--- Instructions for the task ---
Gather each line containing the string "name" from these entries.
## start
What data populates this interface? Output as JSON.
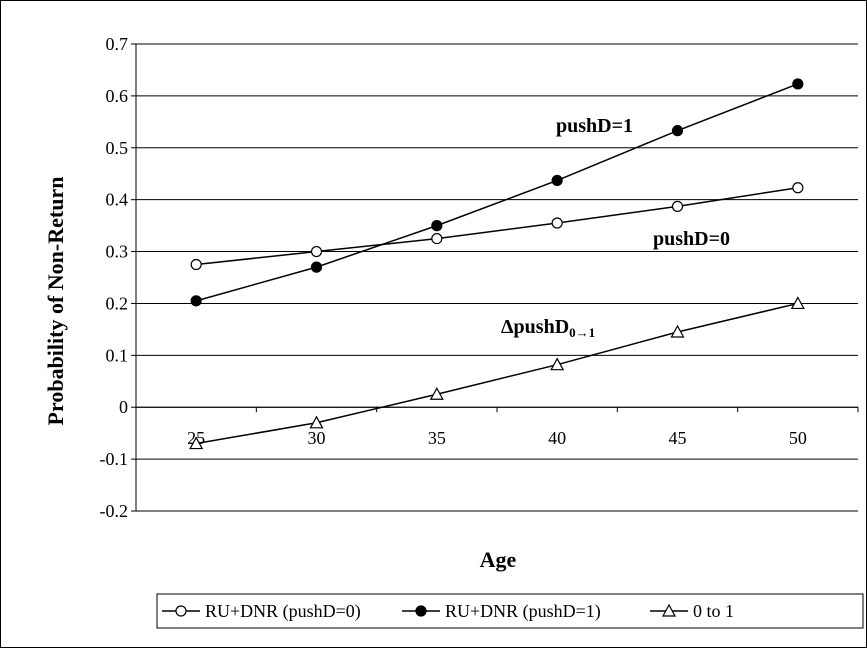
{
  "chart_data": {
    "type": "line",
    "xlabel": "Age",
    "ylabel": "Probability of Non-Return",
    "x": [
      25,
      30,
      35,
      40,
      45,
      50
    ],
    "xticks": [
      "25",
      "30",
      "35",
      "40",
      "45",
      "50"
    ],
    "ylim": [
      -0.2,
      0.7
    ],
    "yticks": [
      "0.7",
      "0.6",
      "0.5",
      "0.4",
      "0.3",
      "0.2",
      "0.1",
      "0",
      "-0.1",
      "-0.2"
    ],
    "grid": "horizontal",
    "legend_position": "bottom",
    "series": [
      {
        "name": "RU+DNR (pushD=0)",
        "marker": "open-circle",
        "values": [
          0.275,
          0.3,
          0.325,
          0.355,
          0.387,
          0.423
        ]
      },
      {
        "name": "RU+DNR (pushD=1)",
        "marker": "filled-circle",
        "values": [
          0.205,
          0.27,
          0.35,
          0.437,
          0.533,
          0.623
        ]
      },
      {
        "name": "0 to 1",
        "marker": "open-triangle",
        "values": [
          -0.07,
          -0.03,
          0.025,
          0.082,
          0.145,
          0.2
        ]
      }
    ],
    "annotations": {
      "pushD1": "pushD=1",
      "pushD0": "pushD=0",
      "delta_main": "ΔpushD",
      "delta_sub": "0→1"
    }
  }
}
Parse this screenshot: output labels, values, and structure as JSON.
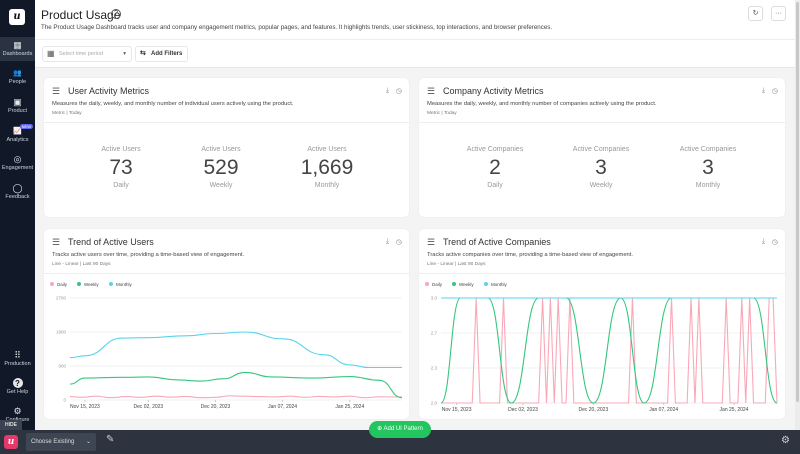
## end
--- Answer below ---
        "name": "RU+DNR (pushD=0)",
        "name": "RU+DNR (pushD=1)",
        "name": "0 to 1",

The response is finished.